Heath-Stubbs's work was first published in an anthology titled Eight Oxford Poets in 1941. The publisher was Herbert Read, poetry advisor to Routledge, and the volume was edited by Sidney Keyes and Michael Meyer. Keyes's The Iron Laurel and Heath-Stubbs's Wounded Thammuz were published by Routledge in 1942.
Heath-Stubbs graduated from Oxford in 1942, but although he began work on a B.Litt. he decided not to continue in academia. However, he continued to write and publish poetry during this time, including Beauty and the Beast (1943) and an elegy for Sidney Keyes, who was killed in action in 1943, published in The Divided Ways (1945). Heath Stubbs was also introduced to Merton College's literary society, the Bodley Club, by William Bell. Bell's anthology Poetry from Oxford in Wartime (1945) included a number of poems by Heath-Stubbs.
After leaving Oxford, Heath-Stubbs moved to London, where he initially took a teaching job at The Hall preparatory school. He resigned after a short time and worked instead on Hutchinson's popular illustrated encyclopaedia, contributing articles on literature, music, theology, plants, birds, insects and cookery. He continued to write and publish poetry, and his work appeared in Wrey Gardiner's Poetry Quarterly, Hugh Kingsmill's New English Review and John Lehmann's Penguin New Writing. T.S. Eliot invited him to edit The Faber Book of Twentieth Century Verse, which Heath-Stubbs compiled with David Wright, his friend from Oxford.
Over the next two decades, Heath-Stubbs continued to publish his work with a variety of publishers before beginning a lasting association with Michael Schmidt's Carcanet Press in Manchester. Among the work published by Carcanet was The Watchman's Flute (1978), Naming the Beasts (1982), The Immolation of Aleph (1985) and Collected Poems, 1943-1987 (1988). However, his major work, Artorius, was originally published by Enitharmon Press in 1973.

Region boundary data
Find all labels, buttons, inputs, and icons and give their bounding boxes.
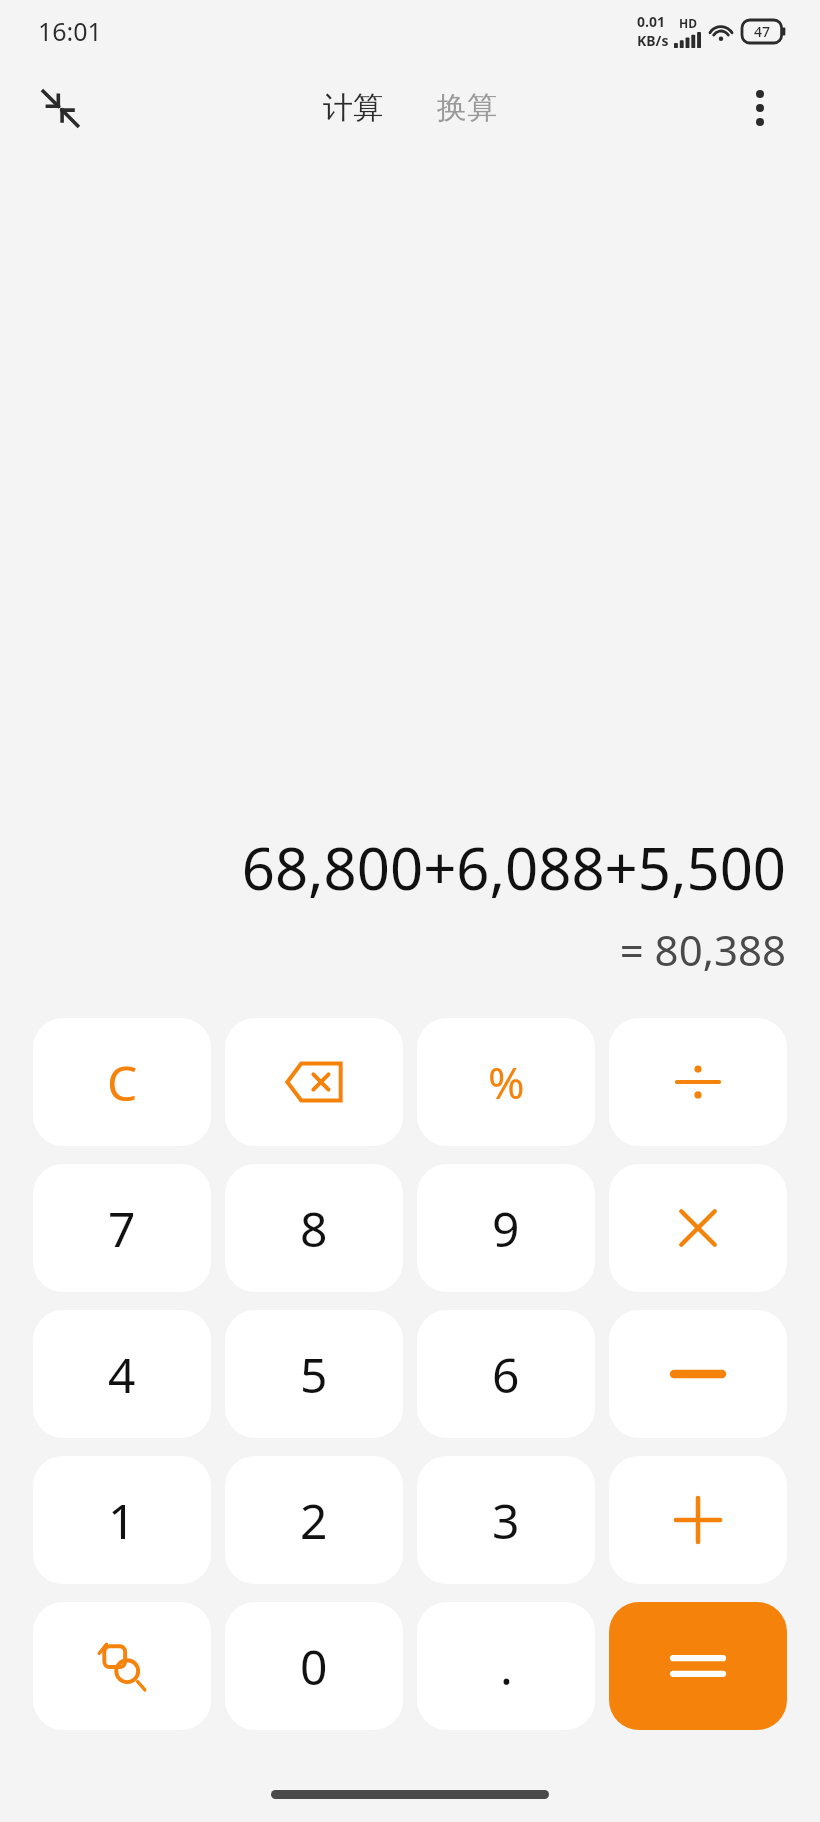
- button[interactable]: Equals: [609, 1602, 787, 1730]
- button[interactable]: 4: [33, 1310, 211, 1438]
- button[interactable]: %: [417, 1018, 595, 1146]
- button[interactable]: 8: [225, 1164, 403, 1292]
- staticText: 计算: [323, 89, 383, 127]
- staticText: 16:01: [38, 14, 102, 48]
- staticText: 3: [492, 1488, 520, 1553]
- staticText: %: [488, 1052, 525, 1112]
- button[interactable]: 2: [225, 1456, 403, 1584]
- button[interactable]: More options: [730, 78, 790, 138]
- staticText: 2: [300, 1488, 328, 1553]
- staticText: HD: [679, 15, 697, 31]
- button[interactable]: 换算: [427, 83, 507, 133]
- button[interactable]: 3: [417, 1456, 595, 1584]
- button[interactable]: 计算: [313, 83, 393, 133]
- button[interactable]: C: [33, 1018, 211, 1146]
- button[interactable]: Subtract: [609, 1310, 787, 1438]
- button[interactable]: 6: [417, 1310, 595, 1438]
- staticText: 6: [492, 1342, 520, 1407]
- staticText: C: [107, 1050, 138, 1115]
- staticText: 1: [108, 1488, 136, 1553]
- staticText: 47: [754, 22, 771, 41]
- button[interactable]: .: [417, 1602, 595, 1730]
- staticText: 5: [300, 1342, 328, 1407]
- staticText: 9: [492, 1196, 520, 1261]
- button[interactable]: 7: [33, 1164, 211, 1292]
- staticText: 68,800+6,088+5,500: [241, 828, 786, 907]
- staticText: = 80,388: [619, 921, 786, 978]
- staticText: .: [500, 1634, 513, 1699]
- button[interactable]: 1: [33, 1456, 211, 1584]
- button[interactable]: Divide: [609, 1018, 787, 1146]
- button[interactable]: Backspace: [225, 1018, 403, 1146]
- button[interactable]: 9: [417, 1164, 595, 1292]
- staticText: 0: [300, 1634, 328, 1699]
- staticText: 换算: [437, 89, 497, 127]
- staticText: KB/s: [637, 31, 669, 50]
- staticText: 4: [108, 1342, 136, 1407]
- staticText: 0.01: [637, 12, 665, 31]
- button[interactable]: Collapse: [28, 76, 92, 140]
- button[interactable]: 5: [225, 1310, 403, 1438]
- button[interactable]: Multiply: [609, 1164, 787, 1292]
- staticText: 7: [108, 1196, 136, 1261]
- staticText: 8: [300, 1196, 328, 1261]
- button[interactable]: Scientific: [33, 1602, 211, 1730]
- button[interactable]: Add: [609, 1456, 787, 1584]
- button[interactable]: 0: [225, 1602, 403, 1730]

**THE EXERCISE**
Rewrite the Heath-Stubbs text starting at "Heath-Stubbs graduated from" and ending at "poems by Heath-Stubbs.", substituting "scholarship" for "academia".

**SOLUTION TO THE PROBLEM**
Heath-Stubbs graduated from Oxford in 1942, but although he began work on a B.Litt. he decided not to continue in scholarship. However, he continued to write and publish poetry during this time, including Beauty and the Beast (1943) and an elegy for Sidney Keyes, who was killed in action in 1943, published in The Divided Ways (1945). Heath Stubbs was also introduced to Merton College's literary society, the Bodley Club, by William Bell. Bell's anthology Poetry from Oxford in Wartime (1945) included a number of poems by Heath-Stubbs.